Segment Start: Document section
- Born: 16 June 1956 (age 70) London, United Kingdom
- Occupation: Actor
- Spouse: Siobhan Gallagher ​(m. 1999)​
- Children: 1

= Tony O'Callaghan =

English actor (born 1956)

Tony O'Callaghan (born 16 June 1956) is a British television actor from London, known for his role of Sergeant Matt Boyden in the ITV police procedural drama The Bill from 1991 to 2003. After leaving The Bill, O'Callaghan played Father Thaddeus in Fair City and Ollie Walters in EastEnders.

==Career==
O'Callaghan previously appeared as a villain in the fifth series of The Bill in 1989. O'Callaghan played the "flawed", yet popular Sergeant Matthew Boyden in The Bill until 2003. He appeared in over 700 episodes. His character's death led to big ratings for the show.

In addition to his role on The Bill, he has also appeared in the television series The Magnificent Evans, Family Affairs, Holby City, Doctors, Shameless, Three Up, Two Down, The Upper Hand and The Coven (in 2014).

In 2007, O'Callaghan appeared in the UK "Let It Out" Kleenex television advertisement.
Segment End: Document section
Tasks and exercises »
**a)** Decide whether each statement agrees with the article on Tony O'Callaghan. Answer yes or no for each, quoting the words from the article that decide it.
(i) O'Callaghan played Sergeant Matt Boyden in The Bill from 1991 to 2003.
(ii) O'Callaghan appeared in fewer than 500 episodes of The Bill.
(iii) In 2007, O'Callaghan appeared in a Kleenex television advertisement.
**b)** Write the next part of the article on Tony O'Callaghan, starting after its last sentence.
None of the data is needed here.
Segment Start: Given information
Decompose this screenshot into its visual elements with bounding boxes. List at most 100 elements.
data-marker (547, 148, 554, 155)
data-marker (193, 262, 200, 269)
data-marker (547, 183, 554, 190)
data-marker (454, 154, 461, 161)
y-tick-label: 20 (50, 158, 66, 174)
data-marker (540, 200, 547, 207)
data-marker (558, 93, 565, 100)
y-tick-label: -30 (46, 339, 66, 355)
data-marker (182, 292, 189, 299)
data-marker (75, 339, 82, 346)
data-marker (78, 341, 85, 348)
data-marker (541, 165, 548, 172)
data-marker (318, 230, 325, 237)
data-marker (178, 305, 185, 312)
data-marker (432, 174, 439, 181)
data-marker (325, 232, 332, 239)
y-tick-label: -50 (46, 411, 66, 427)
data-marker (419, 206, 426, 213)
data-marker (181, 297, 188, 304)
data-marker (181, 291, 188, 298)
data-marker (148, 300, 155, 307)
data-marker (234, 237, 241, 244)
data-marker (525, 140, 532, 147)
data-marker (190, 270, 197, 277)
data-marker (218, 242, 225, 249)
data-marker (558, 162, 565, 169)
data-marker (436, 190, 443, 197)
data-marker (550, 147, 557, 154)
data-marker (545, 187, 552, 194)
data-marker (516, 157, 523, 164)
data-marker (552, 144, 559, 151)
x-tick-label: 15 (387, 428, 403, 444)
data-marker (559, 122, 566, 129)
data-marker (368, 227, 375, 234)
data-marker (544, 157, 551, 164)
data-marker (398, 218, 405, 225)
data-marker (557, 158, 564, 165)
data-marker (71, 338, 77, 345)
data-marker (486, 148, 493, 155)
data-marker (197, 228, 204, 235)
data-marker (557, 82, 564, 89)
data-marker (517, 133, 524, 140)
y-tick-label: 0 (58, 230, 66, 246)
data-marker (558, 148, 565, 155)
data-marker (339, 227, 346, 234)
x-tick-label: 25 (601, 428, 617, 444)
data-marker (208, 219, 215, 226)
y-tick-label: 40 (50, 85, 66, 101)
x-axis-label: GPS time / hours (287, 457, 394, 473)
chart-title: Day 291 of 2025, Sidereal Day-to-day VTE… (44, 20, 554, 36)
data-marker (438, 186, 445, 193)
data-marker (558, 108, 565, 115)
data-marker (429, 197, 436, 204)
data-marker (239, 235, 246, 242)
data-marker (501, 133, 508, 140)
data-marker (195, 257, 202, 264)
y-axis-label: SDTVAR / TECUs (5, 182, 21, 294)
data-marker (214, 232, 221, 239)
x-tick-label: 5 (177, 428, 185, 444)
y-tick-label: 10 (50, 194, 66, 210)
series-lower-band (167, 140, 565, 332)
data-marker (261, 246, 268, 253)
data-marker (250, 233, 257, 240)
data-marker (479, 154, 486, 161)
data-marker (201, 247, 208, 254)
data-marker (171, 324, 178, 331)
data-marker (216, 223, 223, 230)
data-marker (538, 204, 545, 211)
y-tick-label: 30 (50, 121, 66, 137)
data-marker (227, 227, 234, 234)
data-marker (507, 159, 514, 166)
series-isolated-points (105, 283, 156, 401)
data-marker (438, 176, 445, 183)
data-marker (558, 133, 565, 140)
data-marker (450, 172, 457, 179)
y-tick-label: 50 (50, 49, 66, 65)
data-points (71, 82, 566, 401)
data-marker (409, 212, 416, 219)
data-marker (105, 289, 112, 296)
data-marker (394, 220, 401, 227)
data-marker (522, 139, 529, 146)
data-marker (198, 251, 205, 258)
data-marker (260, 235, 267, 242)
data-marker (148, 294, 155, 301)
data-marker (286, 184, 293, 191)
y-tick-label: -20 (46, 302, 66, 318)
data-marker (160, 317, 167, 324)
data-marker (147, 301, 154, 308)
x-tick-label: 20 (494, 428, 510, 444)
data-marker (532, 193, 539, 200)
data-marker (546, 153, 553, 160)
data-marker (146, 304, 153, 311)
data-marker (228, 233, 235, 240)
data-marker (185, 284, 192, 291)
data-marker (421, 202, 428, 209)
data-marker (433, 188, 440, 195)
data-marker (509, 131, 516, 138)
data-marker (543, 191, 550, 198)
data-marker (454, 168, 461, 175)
Segment End: Given information
Answers per task »
**a)**
(i) Yes: "known for his role of Sergeant Matt Boyden in the ITV police procedural drama The Bill from 1991 to 2003"
(ii) No: "He appeared in over 700 episodes."
(iii) Yes: "In 2007, O'Callaghan appeared in the UK "Let It Out" Kleenex television advertisement."

**b)**
He also appeared in the Irish television soap opera Fair City on RTÉ One, where he played the character Father Thaddeus, a British priest living in Dublin, Ireland, and who is having a relationship with a female character. In 2013, he joined the cast of EastEnders, playing Ollie Walters. O'Callaghan said of his casting: "I am very excited to be joining a show with as much prestige as EastEnders and I'm looking forward to portraying the nice side and humour of Ollie". He played the role on a recurring basis until 2016. On 10 June 2018, it was announced that O'Callaghan would make a "brief return" to EastEnders.

O'Callaghan has also appeared in several plays.

==Personal life==
O'Callaghan is the son of Irish immigrants. He married his partner Siobhan Gallagher in Gougane Barra, West Cork in May 1999. The couple have one child, a daughter, born in 2002.